Exercise details: Copy out the rows word for word, starting at the line containing "- y-axis-label: Salinity" and ending with the last row. Leave the pictures out.

Extracted material:
--------------------------------

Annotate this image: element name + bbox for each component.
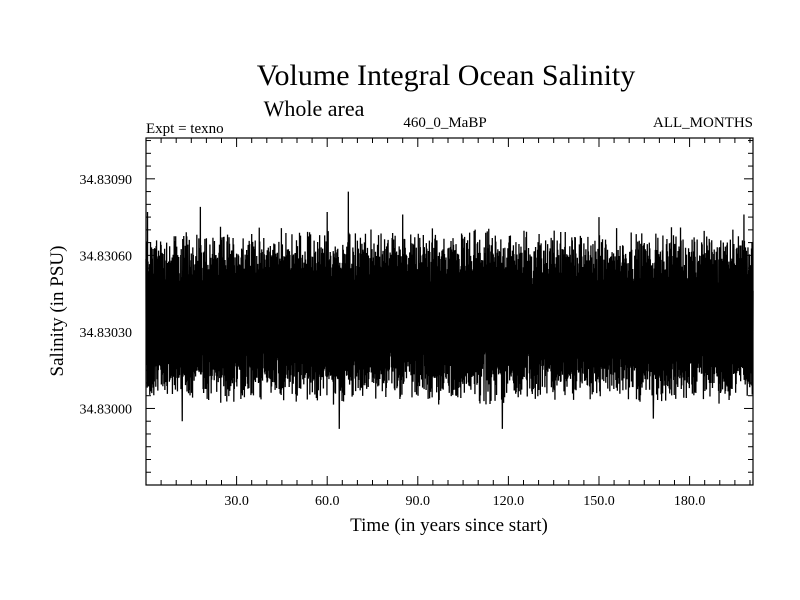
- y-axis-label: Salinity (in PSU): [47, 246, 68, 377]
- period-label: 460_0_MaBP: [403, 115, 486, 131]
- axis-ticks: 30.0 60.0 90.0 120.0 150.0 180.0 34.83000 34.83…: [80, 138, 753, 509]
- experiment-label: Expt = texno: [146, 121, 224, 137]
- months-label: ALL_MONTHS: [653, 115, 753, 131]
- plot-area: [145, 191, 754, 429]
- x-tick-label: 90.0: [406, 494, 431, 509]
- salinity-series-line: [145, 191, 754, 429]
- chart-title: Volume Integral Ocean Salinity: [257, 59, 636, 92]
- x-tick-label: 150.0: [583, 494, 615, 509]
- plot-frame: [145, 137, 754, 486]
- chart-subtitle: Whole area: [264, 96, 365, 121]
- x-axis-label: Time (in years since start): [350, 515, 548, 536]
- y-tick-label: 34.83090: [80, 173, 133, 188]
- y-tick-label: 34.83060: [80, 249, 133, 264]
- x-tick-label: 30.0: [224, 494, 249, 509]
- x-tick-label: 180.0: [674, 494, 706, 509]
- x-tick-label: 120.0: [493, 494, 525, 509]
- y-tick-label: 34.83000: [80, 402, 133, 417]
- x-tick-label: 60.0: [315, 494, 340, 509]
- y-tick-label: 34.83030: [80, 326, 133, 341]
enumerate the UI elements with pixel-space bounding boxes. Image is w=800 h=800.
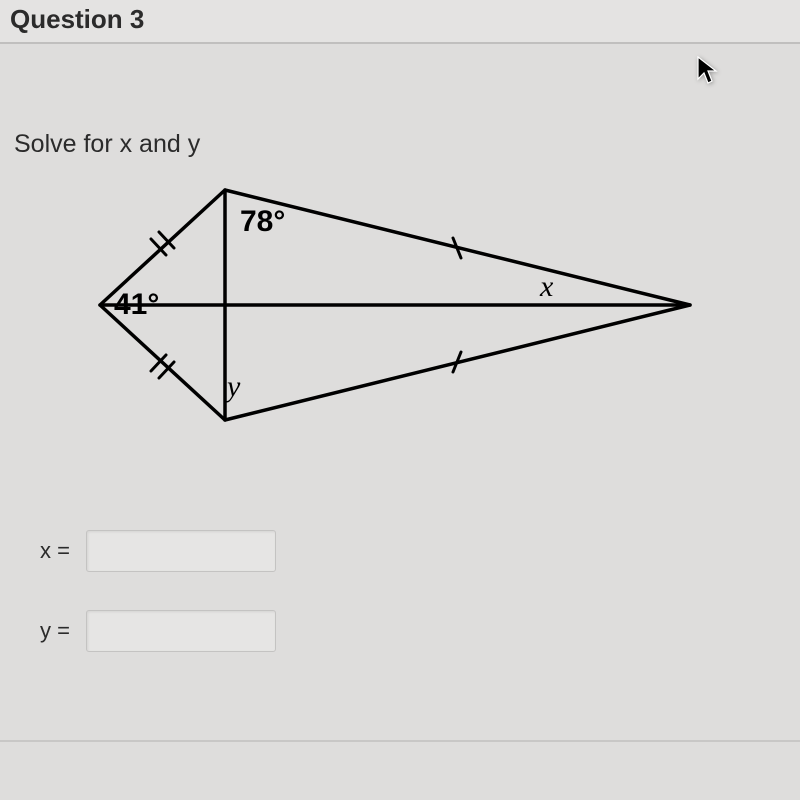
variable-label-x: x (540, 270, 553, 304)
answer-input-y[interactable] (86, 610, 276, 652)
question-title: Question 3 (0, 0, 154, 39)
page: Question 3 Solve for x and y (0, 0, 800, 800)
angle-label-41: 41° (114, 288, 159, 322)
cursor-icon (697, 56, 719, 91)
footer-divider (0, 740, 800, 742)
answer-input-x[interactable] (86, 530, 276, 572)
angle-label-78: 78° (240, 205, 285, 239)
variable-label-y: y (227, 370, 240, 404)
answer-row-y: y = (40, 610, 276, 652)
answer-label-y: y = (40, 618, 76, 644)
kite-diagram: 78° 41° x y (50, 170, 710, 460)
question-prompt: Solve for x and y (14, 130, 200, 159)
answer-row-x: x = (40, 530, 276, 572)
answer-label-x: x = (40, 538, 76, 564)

--------------------------------

Task solution:
- y-axis-label: Salinity (in PSU): [47, 246, 68, 377]
- period-label: 460_0_MaBP: [403, 115, 486, 131]
- axis-ticks: 30.0 60.0 90.0 120.0 150.0 180.0 34.83000 34.83…: [80, 138, 753, 509]
- experiment-label: Expt = texno: [146, 121, 224, 137]
- months-label: ALL_MONTHS: [653, 115, 753, 131]
- plot-area: [145, 191, 754, 429]
- x-tick-label: 90.0: [406, 494, 431, 509]
- salinity-series-line: [145, 191, 754, 429]
- chart-title: Volume Integral Ocean Salinity: [257, 59, 636, 92]
- x-tick-label: 150.0: [583, 494, 615, 509]
- plot-frame: [145, 137, 754, 486]
- chart-subtitle: Whole area: [264, 96, 365, 121]
- x-axis-label: Time (in years since start): [350, 515, 548, 536]
- y-tick-label: 34.83090: [80, 173, 133, 188]
- y-tick-label: 34.83060: [80, 249, 133, 264]
- x-tick-label: 30.0: [224, 494, 249, 509]
- x-tick-label: 180.0: [674, 494, 706, 509]
- x-tick-label: 120.0: [493, 494, 525, 509]
- y-tick-label: 34.83000: [80, 402, 133, 417]
- x-tick-label: 60.0: [315, 494, 340, 509]
- y-tick-label: 34.83030: [80, 326, 133, 341]
enumerate the UI elements with pixel-space bounding boxes. Image is w=800 h=800.
variable-label-x: x (540, 270, 553, 304)
answer-input-y[interactable] (86, 610, 276, 652)
question-title: Question 3 (0, 0, 154, 39)
page: Question 3 Solve for x and y (0, 0, 800, 800)
angle-label-41: 41° (114, 288, 159, 322)
cursor-icon (697, 56, 719, 91)
footer-divider (0, 740, 800, 742)
answer-input-x[interactable] (86, 530, 276, 572)
angle-label-78: 78° (240, 205, 285, 239)
variable-label-y: y (227, 370, 240, 404)
answer-row-y: y = (40, 610, 276, 652)
answer-label-y: y = (40, 618, 76, 644)
kite-diagram: 78° 41° x y (50, 170, 710, 460)
question-prompt: Solve for x and y (14, 130, 200, 159)
answer-row-x: x = (40, 530, 276, 572)
answer-label-x: x = (40, 538, 76, 564)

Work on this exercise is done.